• _REQUIREMENT_
Search the entries below. Return every line that has "Spray" in it.

• _DATA SECTION_
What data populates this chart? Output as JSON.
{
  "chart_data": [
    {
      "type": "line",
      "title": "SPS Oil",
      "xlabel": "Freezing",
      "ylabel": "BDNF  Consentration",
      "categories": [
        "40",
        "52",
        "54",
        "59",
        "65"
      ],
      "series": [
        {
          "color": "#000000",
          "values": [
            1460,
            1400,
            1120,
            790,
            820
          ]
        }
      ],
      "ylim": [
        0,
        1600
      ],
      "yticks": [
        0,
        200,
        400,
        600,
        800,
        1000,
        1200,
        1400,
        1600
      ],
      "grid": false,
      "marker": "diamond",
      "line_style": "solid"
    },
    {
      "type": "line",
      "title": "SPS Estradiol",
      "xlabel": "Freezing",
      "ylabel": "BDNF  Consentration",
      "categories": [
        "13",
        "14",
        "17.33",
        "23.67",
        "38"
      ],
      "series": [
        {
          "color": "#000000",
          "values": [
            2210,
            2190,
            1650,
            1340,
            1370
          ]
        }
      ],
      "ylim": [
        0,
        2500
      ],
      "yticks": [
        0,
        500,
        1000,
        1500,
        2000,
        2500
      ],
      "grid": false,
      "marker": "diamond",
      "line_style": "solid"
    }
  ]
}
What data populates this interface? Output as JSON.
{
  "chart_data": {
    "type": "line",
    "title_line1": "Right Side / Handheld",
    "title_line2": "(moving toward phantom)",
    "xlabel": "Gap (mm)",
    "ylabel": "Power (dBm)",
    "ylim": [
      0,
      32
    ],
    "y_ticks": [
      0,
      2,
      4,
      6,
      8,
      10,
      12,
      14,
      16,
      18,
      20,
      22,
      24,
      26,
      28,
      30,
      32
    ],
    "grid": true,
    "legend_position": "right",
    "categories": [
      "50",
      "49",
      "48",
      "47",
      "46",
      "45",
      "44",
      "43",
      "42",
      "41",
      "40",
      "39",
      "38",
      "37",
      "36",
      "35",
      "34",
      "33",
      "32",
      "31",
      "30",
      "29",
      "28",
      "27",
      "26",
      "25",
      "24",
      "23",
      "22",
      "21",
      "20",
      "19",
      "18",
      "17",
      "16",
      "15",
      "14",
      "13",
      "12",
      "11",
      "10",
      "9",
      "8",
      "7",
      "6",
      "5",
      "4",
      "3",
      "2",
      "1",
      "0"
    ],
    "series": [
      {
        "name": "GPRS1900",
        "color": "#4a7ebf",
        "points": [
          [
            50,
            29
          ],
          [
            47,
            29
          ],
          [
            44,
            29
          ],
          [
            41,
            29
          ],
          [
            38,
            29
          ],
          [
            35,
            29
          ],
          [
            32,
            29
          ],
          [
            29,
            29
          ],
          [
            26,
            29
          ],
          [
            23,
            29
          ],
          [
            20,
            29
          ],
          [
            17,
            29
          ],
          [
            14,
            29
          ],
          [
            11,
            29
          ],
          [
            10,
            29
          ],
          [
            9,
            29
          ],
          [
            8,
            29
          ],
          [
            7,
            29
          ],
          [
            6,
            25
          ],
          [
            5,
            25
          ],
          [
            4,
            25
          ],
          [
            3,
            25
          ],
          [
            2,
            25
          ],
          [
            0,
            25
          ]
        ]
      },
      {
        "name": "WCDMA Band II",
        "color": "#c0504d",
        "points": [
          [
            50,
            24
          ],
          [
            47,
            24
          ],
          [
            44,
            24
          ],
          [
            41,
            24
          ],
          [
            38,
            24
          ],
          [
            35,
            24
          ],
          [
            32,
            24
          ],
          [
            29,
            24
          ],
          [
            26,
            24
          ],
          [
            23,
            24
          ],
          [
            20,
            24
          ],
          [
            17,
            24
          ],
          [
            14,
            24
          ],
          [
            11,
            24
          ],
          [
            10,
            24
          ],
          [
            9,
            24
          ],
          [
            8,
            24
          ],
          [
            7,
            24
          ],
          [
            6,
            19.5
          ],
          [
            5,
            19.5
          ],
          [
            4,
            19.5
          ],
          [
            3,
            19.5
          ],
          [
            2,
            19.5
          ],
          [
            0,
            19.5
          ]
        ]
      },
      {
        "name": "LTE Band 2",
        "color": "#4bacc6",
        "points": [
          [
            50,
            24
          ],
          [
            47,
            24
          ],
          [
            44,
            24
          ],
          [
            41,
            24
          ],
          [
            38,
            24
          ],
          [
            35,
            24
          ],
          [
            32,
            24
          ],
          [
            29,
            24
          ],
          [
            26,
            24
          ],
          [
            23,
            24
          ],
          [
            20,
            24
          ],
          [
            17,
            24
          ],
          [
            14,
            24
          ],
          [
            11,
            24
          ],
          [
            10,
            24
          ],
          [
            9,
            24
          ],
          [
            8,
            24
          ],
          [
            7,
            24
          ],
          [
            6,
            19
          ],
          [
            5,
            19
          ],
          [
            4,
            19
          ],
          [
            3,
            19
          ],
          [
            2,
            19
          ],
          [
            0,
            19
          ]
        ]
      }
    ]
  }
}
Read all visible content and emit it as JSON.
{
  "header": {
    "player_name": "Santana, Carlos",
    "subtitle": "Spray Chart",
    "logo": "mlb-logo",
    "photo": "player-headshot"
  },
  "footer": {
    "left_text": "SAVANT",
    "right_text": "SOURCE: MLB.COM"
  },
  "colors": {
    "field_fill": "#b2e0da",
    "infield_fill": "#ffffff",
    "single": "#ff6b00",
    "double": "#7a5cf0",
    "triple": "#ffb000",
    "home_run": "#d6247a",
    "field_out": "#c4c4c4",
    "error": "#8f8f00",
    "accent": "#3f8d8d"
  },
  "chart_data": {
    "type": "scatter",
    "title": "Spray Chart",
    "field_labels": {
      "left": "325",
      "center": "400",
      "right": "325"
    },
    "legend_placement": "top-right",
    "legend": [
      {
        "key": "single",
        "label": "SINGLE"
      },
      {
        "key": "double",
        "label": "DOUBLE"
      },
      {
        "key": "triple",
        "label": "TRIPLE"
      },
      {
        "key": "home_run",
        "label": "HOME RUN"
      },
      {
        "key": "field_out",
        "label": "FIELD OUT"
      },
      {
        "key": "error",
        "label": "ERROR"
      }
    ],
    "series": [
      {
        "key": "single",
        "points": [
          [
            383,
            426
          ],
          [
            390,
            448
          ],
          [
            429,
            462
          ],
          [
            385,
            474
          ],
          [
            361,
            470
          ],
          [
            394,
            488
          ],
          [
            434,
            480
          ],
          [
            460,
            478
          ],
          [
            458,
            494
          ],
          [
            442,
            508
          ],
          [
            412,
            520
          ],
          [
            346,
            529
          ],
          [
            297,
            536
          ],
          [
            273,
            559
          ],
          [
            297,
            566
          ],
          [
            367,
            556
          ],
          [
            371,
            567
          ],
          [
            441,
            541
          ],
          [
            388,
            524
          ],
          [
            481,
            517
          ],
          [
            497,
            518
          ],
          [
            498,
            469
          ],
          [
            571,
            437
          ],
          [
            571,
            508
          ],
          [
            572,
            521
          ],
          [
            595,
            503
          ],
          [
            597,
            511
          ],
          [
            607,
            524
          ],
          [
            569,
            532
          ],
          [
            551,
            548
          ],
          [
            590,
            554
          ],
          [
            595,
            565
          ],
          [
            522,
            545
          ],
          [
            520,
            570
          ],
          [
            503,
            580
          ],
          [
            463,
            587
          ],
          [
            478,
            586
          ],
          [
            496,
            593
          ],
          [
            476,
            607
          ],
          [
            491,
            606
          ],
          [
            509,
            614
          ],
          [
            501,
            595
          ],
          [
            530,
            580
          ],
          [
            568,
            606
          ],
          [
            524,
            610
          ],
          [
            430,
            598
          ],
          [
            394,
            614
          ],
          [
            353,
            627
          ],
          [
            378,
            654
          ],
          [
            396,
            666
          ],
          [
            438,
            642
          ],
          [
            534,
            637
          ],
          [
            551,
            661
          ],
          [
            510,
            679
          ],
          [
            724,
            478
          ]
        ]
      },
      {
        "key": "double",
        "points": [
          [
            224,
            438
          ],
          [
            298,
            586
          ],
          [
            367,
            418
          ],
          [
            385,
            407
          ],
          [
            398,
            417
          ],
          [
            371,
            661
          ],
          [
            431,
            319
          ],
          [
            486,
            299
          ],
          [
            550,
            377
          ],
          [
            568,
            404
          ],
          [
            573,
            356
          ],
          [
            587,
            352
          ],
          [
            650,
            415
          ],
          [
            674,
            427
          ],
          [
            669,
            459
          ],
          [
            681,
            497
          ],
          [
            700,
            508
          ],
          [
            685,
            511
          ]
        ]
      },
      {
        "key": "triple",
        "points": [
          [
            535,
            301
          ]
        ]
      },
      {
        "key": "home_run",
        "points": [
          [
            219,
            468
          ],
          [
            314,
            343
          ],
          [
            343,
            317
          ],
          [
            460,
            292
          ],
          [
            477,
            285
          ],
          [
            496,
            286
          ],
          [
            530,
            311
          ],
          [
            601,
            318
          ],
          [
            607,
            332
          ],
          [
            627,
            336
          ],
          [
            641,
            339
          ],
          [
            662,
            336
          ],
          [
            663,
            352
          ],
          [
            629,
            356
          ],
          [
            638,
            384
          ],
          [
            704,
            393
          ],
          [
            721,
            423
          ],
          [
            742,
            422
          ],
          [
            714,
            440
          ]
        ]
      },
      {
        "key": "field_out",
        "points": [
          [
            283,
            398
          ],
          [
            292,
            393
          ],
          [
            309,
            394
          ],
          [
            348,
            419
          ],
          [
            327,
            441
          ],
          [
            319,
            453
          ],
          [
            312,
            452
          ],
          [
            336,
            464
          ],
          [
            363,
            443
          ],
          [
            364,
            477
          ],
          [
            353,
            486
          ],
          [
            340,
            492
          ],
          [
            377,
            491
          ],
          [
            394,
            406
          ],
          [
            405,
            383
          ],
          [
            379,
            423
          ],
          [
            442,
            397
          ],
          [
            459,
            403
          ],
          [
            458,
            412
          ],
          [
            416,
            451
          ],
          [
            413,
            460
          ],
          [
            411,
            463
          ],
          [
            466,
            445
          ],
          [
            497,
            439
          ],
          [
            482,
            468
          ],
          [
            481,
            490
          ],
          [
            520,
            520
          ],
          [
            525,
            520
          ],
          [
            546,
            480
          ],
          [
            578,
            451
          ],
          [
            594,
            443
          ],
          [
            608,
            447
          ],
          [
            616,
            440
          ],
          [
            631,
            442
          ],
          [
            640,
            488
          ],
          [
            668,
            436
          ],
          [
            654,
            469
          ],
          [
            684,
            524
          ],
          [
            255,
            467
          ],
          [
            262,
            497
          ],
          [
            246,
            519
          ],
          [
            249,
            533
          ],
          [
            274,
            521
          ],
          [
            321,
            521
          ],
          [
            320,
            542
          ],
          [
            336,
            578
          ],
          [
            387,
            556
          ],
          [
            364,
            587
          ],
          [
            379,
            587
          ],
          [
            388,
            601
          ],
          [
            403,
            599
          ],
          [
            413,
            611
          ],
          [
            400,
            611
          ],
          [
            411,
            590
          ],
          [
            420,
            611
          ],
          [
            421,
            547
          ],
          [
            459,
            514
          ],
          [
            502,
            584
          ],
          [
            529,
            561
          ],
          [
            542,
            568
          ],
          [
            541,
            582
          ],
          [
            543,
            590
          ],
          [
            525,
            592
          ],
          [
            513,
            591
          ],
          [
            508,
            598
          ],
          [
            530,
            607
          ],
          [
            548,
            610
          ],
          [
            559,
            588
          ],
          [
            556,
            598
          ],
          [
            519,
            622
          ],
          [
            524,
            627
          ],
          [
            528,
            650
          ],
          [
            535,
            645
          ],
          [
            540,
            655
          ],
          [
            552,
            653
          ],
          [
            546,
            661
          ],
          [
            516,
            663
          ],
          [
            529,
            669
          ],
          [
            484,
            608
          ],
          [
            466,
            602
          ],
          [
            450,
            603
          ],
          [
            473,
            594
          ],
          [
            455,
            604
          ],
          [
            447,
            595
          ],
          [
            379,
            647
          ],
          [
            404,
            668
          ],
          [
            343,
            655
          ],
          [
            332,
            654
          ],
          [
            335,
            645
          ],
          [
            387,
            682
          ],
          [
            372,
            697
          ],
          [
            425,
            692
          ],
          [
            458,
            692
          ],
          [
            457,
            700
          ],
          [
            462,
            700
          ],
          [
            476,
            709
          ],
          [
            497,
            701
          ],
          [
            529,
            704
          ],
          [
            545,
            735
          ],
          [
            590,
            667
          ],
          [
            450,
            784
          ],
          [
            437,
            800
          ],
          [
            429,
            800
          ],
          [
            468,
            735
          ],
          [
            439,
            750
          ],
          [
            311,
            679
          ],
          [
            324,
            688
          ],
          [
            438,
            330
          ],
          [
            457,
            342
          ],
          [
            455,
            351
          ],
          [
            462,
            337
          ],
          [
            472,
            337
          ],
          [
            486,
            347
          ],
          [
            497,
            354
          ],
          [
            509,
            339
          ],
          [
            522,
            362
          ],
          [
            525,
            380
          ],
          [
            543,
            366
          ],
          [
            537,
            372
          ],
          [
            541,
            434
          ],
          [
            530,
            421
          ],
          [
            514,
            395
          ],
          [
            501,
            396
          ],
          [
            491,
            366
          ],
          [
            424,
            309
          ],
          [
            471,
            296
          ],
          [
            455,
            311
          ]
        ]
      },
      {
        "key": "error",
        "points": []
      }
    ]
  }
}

• _EXERCISE RESULT_
    "subtitle": "Spray Chart",
    "title": "Spray Chart",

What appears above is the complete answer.